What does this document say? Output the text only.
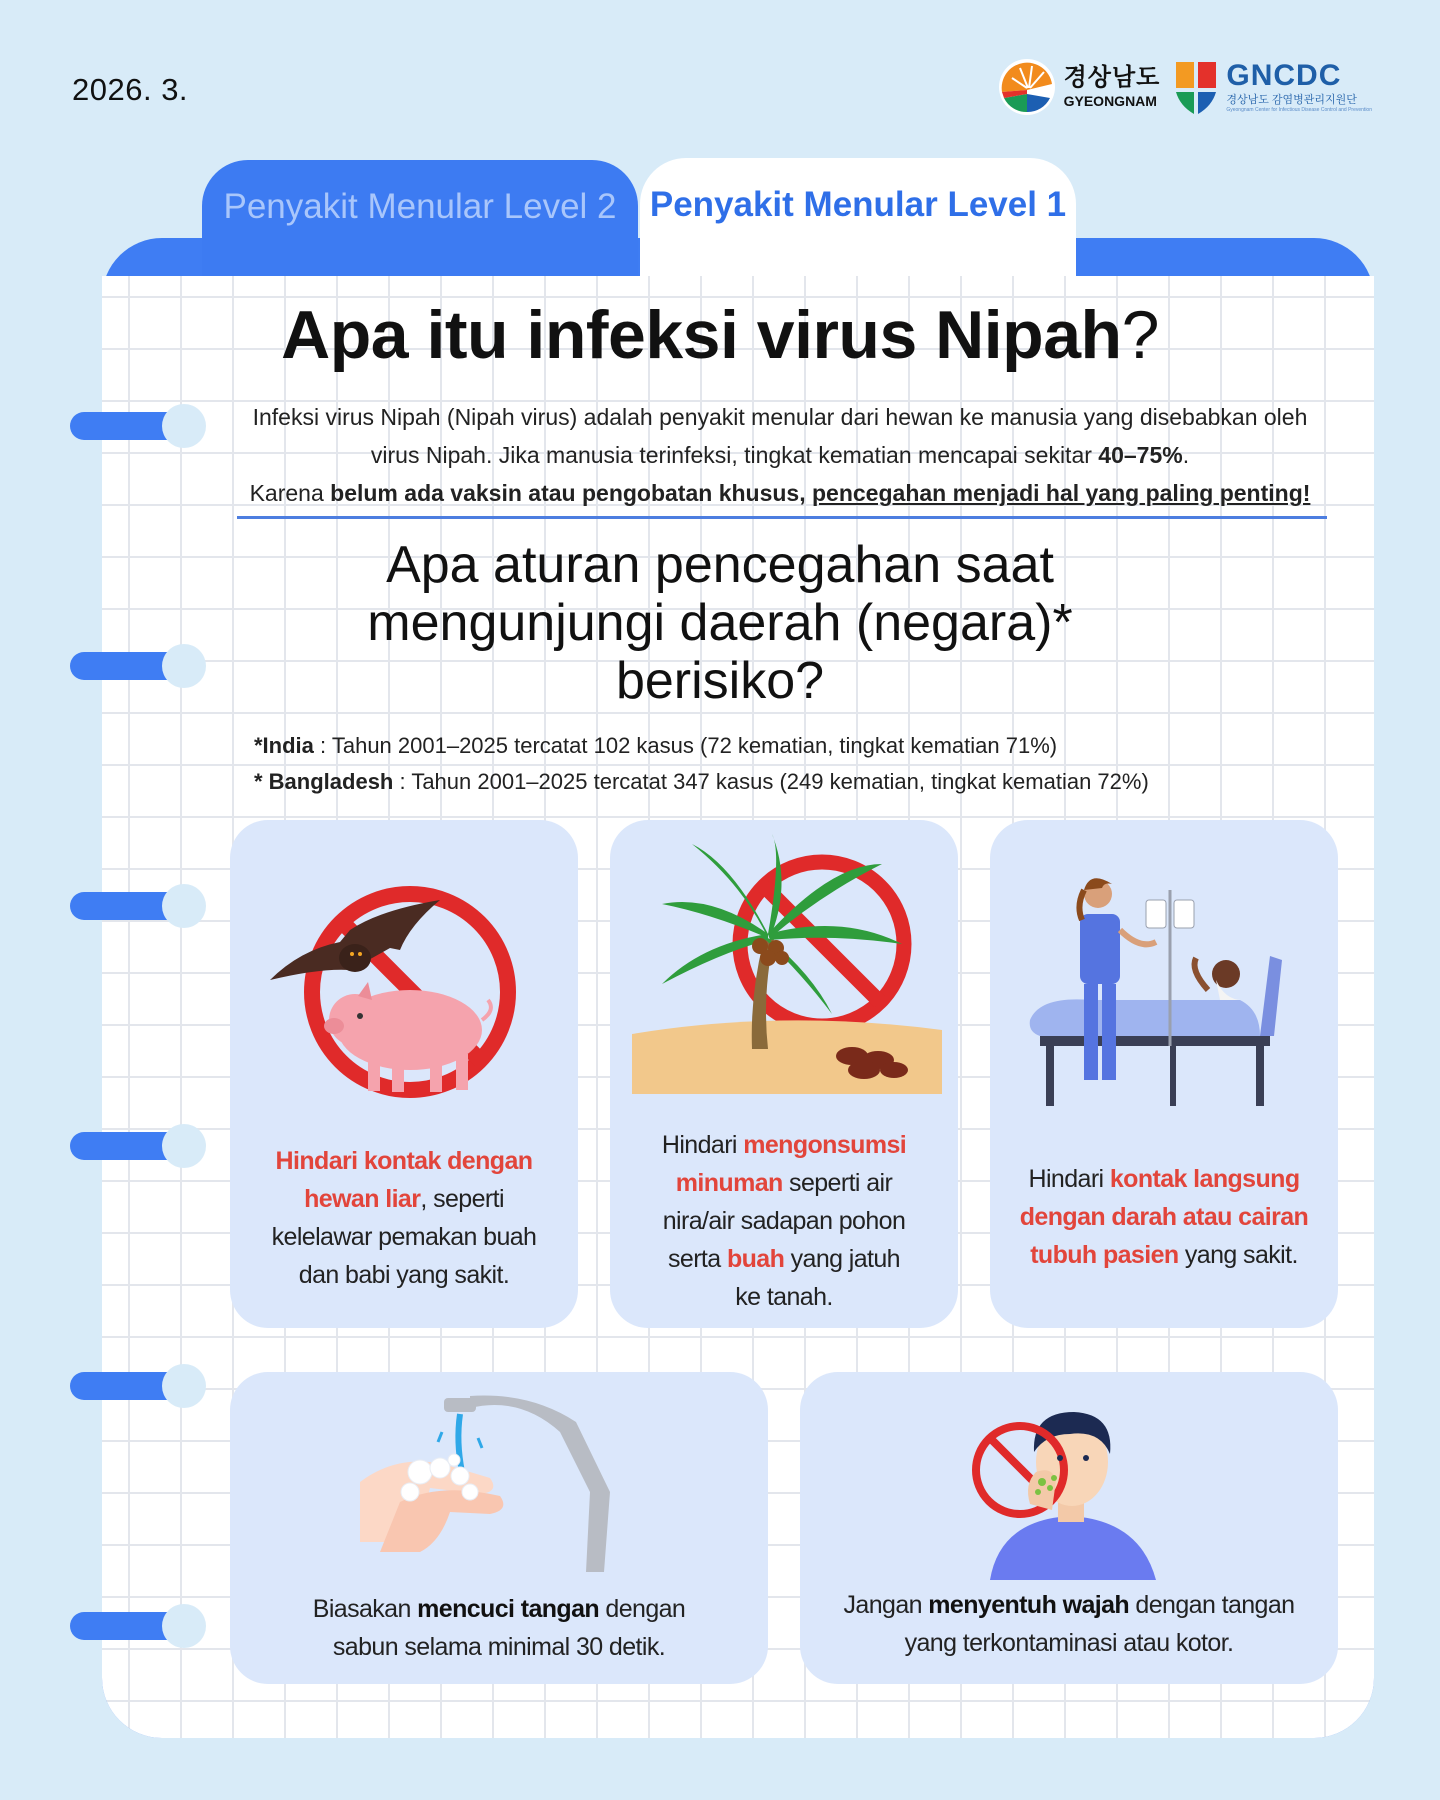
2026. 3.	경상남도
GYEONGNAM
GNCDC
경상남도 감염병관리지원단
Gyeongnam Center for Infectious Disease Control and Prevention
Penyakit Menular Level 2 Penyakit Menular Level 1
Apa itu infeksi virus Nipah?
Infeksi virus Nipah (Nipah virus) adalah penyakit menular dari hewan ke manusia yang disebabkan oleh
virus Nipah. Jika manusia terinfeksi, tingkat kematian mencapai sekitar 40–75%.
Karena belum ada vaksin atau pengobatan khusus, pencegahan menjadi hal yang paling penting!
Apa aturan pencegahan saat
mengunjungi daerah (negara)*
berisiko?
*India : Tahun 2001–2025 tercatat 102 kasus (72 kematian, tingkat kematian 71%)
* Bangladesh : Tahun 2001–2025 tercatat 347 kasus (249 kematian, tingkat kematian 72%)
Hindari kontak dengan
hewan liar, seperti
kelelawar pemakan buah
dan babi yang sakit.
Hindari mengonsumsi
minuman seperti air
nira/air sadapan pohon
serta buah yang jatuh
ke tanah.
Hindari kontak langsung
dengan darah atau cairan
tubuh pasien yang sakit.
Biasakan mencuci tangan dengan
sabun selama minimal 30 detik.
Jangan menyentuh wajah dengan tangan
yang terkontaminasi atau kotor.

************

What the task requires
Check each line above for the string "sakit" and return those that contain it.

Solution for this exercise
dan babi yang sakit.
tubuh pasien yang sakit.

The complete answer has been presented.